Records contained in a dataset
—————
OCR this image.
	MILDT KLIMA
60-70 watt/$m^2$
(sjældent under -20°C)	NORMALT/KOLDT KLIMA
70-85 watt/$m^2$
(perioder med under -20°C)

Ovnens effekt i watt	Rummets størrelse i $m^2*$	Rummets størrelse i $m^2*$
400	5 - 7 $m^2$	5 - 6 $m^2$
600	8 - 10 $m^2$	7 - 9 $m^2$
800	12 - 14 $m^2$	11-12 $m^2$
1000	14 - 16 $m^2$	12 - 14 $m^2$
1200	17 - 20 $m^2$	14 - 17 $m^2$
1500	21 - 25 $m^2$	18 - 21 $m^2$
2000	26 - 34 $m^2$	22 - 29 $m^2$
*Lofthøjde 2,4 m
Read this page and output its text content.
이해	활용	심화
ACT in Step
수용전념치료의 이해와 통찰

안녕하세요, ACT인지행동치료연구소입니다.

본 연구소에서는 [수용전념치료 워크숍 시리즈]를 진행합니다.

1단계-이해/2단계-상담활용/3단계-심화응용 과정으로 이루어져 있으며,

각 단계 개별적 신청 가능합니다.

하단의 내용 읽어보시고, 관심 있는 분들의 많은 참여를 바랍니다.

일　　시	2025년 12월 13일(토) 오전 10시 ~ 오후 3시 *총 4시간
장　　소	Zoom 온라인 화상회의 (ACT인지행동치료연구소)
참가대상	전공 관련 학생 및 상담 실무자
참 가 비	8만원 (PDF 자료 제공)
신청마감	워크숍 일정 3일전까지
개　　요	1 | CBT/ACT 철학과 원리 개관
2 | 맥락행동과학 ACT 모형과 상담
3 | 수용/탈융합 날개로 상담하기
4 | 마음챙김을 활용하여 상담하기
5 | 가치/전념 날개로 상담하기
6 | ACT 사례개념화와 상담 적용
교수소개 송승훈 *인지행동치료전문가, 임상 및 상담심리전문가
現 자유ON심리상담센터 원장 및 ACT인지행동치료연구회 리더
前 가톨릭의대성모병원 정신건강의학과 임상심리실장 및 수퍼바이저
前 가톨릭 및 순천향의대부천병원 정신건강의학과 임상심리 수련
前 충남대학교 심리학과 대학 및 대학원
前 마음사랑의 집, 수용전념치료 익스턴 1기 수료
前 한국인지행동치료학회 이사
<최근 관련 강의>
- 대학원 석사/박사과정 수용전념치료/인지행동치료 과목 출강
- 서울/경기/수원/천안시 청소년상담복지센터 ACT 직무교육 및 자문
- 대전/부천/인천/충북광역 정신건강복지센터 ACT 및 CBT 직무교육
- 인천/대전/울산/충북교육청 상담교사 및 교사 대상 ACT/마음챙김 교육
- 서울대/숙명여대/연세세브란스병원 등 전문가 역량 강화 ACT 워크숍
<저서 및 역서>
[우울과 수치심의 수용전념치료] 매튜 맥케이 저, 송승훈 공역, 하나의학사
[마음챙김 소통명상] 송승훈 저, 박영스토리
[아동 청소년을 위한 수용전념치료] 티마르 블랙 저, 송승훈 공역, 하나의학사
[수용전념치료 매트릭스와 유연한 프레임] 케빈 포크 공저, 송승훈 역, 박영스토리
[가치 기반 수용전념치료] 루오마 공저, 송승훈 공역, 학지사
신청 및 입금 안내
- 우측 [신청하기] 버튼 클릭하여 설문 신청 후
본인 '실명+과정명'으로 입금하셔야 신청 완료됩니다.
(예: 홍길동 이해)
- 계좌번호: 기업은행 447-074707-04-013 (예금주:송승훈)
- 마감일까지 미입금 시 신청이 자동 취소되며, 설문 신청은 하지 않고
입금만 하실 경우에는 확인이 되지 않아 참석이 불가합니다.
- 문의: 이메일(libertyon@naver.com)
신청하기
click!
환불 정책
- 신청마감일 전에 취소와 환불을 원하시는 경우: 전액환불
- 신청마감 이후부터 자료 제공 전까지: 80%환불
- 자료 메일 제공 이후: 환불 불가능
—————
STATED EXERCISE
Find the lines above holding the word "상담하기" and show them.

FULL RESPONSE
3 | 수용/탈융합 날개로 상담하기
4 | 마음챙김을 활용하여 상담하기
5 | 가치/전념 날개로 상담하기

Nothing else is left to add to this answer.